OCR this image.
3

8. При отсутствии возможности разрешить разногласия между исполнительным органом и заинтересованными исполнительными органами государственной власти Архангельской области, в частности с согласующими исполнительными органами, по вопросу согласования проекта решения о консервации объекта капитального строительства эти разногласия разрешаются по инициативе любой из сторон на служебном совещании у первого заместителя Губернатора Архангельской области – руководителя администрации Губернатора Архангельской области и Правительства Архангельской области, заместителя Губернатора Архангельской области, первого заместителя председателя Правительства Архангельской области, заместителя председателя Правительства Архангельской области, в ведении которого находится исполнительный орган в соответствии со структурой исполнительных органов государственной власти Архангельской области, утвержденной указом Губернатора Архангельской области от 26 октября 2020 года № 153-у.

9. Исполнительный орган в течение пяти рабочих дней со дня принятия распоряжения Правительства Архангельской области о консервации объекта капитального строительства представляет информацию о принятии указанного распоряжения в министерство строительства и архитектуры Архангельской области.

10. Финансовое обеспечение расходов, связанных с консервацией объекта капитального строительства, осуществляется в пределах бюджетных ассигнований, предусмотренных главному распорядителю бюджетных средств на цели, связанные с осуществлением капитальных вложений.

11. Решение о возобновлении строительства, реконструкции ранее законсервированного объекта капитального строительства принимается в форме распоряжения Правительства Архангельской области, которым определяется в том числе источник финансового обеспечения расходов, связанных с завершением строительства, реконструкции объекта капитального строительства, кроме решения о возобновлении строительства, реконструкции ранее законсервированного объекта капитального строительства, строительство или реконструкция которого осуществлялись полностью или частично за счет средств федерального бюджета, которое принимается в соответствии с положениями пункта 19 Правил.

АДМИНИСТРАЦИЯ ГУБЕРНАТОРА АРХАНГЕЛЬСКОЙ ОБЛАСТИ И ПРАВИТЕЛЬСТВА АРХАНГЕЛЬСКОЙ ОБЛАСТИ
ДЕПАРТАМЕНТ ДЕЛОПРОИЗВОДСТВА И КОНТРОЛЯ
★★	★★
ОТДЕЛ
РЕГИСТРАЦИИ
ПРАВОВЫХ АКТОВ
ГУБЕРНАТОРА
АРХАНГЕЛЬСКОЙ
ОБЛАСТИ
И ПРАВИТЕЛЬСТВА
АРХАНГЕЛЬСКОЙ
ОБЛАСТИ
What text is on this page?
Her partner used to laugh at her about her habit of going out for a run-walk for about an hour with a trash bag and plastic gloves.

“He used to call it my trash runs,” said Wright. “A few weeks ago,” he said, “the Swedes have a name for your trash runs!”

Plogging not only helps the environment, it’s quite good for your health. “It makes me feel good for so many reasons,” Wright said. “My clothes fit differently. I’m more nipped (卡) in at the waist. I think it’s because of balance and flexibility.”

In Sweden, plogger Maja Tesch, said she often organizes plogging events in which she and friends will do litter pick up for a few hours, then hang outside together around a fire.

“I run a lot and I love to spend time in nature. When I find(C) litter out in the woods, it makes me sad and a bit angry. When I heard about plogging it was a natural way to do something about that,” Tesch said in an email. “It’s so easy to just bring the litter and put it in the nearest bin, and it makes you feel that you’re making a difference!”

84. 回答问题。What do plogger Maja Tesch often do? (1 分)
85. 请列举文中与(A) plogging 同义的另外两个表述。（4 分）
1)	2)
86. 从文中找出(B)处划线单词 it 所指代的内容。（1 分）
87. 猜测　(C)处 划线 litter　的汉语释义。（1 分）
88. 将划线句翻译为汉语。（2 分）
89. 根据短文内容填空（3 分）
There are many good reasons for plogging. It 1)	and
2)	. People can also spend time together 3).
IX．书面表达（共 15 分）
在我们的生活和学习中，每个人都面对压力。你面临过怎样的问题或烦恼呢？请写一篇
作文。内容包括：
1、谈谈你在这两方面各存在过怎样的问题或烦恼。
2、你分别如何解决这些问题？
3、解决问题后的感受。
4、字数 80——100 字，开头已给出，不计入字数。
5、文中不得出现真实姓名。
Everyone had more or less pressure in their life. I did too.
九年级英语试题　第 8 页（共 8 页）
-=-=-
Task objective:
Only a number is wanted: how many lines above include "often"?

In response:
2